• [Data entries]
● ● ● ● ● ● ●

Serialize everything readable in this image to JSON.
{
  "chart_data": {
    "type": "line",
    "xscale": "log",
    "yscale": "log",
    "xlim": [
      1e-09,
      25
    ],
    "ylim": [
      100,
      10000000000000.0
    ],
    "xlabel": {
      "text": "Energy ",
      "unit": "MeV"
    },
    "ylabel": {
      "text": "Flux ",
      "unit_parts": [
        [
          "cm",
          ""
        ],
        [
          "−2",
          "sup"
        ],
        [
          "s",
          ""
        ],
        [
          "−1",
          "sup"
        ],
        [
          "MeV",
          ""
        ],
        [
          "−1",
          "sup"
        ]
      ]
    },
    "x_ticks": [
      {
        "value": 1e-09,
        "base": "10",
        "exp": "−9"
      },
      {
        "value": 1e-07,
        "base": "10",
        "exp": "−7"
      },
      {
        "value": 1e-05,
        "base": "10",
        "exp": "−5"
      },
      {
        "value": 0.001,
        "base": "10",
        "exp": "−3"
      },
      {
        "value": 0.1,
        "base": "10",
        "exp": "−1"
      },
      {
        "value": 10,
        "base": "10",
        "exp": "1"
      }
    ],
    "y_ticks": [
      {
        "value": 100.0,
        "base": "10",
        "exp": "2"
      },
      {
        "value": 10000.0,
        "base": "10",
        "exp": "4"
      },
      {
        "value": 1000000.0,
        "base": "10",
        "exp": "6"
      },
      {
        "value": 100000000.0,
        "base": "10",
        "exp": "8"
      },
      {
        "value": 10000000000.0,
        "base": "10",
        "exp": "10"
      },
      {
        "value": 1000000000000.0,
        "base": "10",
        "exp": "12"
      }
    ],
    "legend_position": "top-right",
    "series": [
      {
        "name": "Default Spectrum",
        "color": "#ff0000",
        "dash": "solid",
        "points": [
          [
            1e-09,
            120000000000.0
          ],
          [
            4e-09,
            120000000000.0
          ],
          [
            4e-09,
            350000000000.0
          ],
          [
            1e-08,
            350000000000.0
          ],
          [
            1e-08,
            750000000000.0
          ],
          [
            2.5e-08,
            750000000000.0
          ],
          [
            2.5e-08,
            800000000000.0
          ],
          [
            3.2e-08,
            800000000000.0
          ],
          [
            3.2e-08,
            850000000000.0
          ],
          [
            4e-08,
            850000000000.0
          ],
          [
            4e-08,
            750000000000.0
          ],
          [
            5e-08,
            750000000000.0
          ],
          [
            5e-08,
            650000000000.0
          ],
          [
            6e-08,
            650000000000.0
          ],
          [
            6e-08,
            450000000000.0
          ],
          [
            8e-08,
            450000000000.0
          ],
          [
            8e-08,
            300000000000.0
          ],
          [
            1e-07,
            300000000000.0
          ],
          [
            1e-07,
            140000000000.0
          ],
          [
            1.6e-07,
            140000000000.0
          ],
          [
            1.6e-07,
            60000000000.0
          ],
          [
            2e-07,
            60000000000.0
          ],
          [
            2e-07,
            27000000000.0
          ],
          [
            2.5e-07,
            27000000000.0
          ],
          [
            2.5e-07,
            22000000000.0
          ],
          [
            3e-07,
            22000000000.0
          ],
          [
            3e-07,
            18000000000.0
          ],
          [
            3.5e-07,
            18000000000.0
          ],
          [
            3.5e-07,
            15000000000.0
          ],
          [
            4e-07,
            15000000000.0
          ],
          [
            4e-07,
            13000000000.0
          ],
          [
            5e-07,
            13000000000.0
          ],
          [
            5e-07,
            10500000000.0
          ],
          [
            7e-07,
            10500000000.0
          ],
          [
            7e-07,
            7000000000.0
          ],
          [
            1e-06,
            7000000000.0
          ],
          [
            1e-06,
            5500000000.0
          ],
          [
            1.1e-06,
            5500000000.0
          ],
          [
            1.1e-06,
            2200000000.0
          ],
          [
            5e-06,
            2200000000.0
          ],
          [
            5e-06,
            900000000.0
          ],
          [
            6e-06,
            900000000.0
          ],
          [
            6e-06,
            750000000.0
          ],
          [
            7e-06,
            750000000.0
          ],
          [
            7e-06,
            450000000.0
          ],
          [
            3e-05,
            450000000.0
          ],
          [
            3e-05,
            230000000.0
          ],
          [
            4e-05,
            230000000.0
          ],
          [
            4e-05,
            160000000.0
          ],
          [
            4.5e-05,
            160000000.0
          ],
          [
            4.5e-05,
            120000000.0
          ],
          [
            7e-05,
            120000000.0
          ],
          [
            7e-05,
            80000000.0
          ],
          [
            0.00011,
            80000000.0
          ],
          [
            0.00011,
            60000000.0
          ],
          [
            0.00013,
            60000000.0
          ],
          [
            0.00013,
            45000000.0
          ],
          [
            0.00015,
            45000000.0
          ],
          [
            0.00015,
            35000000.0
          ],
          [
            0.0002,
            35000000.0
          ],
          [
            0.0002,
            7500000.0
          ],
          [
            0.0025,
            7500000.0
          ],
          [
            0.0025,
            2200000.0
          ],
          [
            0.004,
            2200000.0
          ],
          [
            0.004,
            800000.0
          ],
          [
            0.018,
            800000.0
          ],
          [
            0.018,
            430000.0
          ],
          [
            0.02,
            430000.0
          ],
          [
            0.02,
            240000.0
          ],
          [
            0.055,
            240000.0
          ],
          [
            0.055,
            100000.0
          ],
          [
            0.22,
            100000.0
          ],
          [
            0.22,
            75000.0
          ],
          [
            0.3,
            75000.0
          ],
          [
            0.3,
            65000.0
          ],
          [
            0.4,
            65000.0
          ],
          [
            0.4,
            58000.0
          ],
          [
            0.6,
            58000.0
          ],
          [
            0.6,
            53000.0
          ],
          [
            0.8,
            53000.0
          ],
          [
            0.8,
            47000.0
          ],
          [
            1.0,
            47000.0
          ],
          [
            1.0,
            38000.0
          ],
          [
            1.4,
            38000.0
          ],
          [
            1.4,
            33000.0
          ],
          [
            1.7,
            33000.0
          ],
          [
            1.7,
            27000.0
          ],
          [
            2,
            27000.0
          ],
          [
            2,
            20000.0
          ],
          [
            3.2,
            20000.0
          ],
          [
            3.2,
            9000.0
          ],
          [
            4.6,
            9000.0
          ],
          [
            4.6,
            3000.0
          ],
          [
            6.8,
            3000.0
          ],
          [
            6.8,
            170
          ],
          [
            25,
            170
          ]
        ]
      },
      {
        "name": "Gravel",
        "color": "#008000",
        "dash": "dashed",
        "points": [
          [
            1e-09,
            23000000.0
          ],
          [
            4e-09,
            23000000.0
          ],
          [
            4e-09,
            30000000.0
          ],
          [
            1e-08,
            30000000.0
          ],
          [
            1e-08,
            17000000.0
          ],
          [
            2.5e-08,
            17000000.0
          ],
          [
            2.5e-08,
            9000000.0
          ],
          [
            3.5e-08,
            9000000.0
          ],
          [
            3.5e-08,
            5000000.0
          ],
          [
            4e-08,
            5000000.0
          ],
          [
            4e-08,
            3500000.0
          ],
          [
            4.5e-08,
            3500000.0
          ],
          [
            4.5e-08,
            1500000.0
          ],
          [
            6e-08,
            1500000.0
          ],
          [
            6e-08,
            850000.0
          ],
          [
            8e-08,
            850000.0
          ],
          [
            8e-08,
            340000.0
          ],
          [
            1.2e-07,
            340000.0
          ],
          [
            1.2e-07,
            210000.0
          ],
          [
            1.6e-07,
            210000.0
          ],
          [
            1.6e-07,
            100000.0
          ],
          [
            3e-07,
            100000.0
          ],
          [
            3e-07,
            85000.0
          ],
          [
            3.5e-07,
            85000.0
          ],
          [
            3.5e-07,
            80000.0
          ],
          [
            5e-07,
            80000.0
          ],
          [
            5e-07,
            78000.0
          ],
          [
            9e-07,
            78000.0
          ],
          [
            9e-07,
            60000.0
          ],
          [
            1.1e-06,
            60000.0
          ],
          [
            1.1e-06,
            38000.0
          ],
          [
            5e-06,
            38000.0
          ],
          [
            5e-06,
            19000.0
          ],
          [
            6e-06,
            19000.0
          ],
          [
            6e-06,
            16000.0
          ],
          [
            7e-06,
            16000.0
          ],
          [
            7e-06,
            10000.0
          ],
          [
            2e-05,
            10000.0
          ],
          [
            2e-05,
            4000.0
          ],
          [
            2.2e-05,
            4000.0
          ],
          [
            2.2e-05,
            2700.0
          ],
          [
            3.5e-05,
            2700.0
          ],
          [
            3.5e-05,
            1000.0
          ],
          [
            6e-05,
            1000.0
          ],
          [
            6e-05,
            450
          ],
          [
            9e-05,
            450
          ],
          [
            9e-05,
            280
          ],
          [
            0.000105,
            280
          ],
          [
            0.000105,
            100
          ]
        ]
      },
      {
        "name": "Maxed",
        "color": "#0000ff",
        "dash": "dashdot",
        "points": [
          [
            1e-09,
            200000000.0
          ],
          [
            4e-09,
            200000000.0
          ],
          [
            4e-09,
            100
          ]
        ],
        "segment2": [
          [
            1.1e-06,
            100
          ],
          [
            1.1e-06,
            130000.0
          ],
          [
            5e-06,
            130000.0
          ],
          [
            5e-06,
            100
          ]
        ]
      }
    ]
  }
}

● ● ● ● ● ● ●

• [What this task involves] Identify each line of the material where the word "dash" shows up, and copy it.

• [The completed task]
        "dash": "solid",
        "dash": "dashed",
        "dash": "dashdot",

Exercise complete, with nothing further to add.